▸ **Brief**: Copy out all of the material, matching it word for word.

(Source data)
>> begin

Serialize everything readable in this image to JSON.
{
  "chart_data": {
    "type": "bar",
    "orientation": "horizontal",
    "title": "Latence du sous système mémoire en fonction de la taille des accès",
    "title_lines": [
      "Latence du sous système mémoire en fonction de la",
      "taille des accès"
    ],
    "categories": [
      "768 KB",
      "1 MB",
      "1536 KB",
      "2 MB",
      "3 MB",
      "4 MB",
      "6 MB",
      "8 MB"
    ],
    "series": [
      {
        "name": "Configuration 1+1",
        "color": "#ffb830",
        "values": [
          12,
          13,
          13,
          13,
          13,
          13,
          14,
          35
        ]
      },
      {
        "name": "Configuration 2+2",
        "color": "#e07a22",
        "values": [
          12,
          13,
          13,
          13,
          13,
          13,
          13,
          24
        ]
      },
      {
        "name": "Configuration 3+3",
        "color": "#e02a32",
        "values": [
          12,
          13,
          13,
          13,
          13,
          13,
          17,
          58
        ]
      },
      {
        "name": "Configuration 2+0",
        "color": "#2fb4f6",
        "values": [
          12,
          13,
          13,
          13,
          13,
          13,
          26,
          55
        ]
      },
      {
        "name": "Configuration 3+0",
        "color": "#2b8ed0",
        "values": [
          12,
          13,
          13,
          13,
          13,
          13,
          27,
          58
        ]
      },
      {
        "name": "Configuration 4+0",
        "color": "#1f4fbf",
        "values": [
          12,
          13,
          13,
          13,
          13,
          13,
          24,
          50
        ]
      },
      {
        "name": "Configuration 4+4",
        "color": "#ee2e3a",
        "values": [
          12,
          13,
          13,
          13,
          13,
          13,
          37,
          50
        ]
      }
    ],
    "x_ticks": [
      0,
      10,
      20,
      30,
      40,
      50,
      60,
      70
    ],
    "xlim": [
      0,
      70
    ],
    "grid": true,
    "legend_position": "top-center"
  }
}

>> end

▸ **Expected output**:
Serialize everything readable in this image to JSON.
{
  "chart_data": {
    "type": "bar",
    "orientation": "horizontal",
    "title": "Latence du sous système mémoire en fonction de la taille des accès",
    "title_lines": [
      "Latence du sous système mémoire en fonction de la",
      "taille des accès"
    ],
    "categories": [
      "768 KB",
      "1 MB",
      "1536 KB",
      "2 MB",
      "3 MB",
      "4 MB",
      "6 MB",
      "8 MB"
    ],
    "series": [
      {
        "name": "Configuration 1+1",
        "color": "#ffb830",
        "values": [
          12,
          13,
          13,
          13,
          13,
          13,
          14,
          35
        ]
      },
      {
        "name": "Configuration 2+2",
        "color": "#e07a22",
        "values": [
          12,
          13,
          13,
          13,
          13,
          13,
          13,
          24
        ]
      },
      {
        "name": "Configuration 3+3",
        "color": "#e02a32",
        "values": [
          12,
          13,
          13,
          13,
          13,
          13,
          17,
          58
        ]
      },
      {
        "name": "Configuration 2+0",
        "color": "#2fb4f6",
        "values": [
          12,
          13,
          13,
          13,
          13,
          13,
          26,
          55
        ]
      },
      {
        "name": "Configuration 3+0",
        "color": "#2b8ed0",
        "values": [
          12,
          13,
          13,
          13,
          13,
          13,
          27,
          58
        ]
      },
      {
        "name": "Configuration 4+0",
        "color": "#1f4fbf",
        "values": [
          12,
          13,
          13,
          13,
          13,
          13,
          24,
          50
        ]
      },
      {
        "name": "Configuration 4+4",
        "color": "#ee2e3a",
        "values": [
          12,
          13,
          13,
          13,
          13,
          13,
          37,
          50
        ]
      }
    ],
    "x_ticks": [
      0,
      10,
      20,
      30,
      40,
      50,
      60,
      70
    ],
    "xlim": [
      0,
      70
    ],
    "grid": true,
    "legend_position": "top-center"
  }
}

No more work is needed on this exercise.